### DATA LISTING ###
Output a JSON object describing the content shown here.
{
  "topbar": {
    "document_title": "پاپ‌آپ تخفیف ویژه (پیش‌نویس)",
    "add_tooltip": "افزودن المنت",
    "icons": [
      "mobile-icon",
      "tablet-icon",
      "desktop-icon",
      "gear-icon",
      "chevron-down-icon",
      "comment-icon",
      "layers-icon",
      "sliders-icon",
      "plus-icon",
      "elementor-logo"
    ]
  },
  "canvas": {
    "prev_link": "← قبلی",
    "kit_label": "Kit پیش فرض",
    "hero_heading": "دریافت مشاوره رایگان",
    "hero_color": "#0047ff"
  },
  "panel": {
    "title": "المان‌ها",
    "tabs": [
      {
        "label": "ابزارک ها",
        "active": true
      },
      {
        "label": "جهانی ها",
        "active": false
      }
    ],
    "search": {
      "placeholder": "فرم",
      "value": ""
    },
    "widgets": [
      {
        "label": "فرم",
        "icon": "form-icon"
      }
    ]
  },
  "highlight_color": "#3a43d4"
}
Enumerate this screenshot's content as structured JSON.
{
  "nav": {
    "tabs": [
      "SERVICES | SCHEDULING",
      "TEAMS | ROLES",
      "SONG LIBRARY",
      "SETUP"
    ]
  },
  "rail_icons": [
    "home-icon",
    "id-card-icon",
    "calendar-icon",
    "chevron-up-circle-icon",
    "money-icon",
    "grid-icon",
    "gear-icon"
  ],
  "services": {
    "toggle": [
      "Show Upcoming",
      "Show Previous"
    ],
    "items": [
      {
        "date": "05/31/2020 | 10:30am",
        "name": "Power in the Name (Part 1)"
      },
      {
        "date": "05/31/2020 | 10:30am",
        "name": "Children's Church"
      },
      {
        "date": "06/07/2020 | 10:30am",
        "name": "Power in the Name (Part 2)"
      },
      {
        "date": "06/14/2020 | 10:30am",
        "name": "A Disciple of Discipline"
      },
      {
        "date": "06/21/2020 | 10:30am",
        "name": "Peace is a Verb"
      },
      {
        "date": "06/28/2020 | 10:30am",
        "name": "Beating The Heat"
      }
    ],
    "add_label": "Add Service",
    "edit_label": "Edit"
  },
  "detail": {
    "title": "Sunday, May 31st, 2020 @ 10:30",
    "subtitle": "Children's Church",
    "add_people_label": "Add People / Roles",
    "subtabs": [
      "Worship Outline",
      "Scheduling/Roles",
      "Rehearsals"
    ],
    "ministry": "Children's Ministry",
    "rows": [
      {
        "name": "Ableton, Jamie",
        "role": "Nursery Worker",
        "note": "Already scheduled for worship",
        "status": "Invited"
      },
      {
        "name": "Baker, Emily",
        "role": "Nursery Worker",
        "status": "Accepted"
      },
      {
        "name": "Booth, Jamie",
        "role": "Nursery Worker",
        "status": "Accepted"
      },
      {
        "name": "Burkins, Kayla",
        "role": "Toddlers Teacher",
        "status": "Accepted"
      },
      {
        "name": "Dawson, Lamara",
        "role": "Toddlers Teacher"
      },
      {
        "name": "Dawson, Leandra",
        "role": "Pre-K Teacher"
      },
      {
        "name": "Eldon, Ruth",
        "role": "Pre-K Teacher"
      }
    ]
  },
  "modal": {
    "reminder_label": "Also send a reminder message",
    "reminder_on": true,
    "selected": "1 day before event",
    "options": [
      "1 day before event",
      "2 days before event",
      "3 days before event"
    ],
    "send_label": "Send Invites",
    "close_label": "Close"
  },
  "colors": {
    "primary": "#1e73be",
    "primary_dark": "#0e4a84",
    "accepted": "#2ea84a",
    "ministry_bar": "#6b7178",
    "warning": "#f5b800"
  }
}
###
Read the data above and count the lines that include "Dawson". Answer only with the count.

2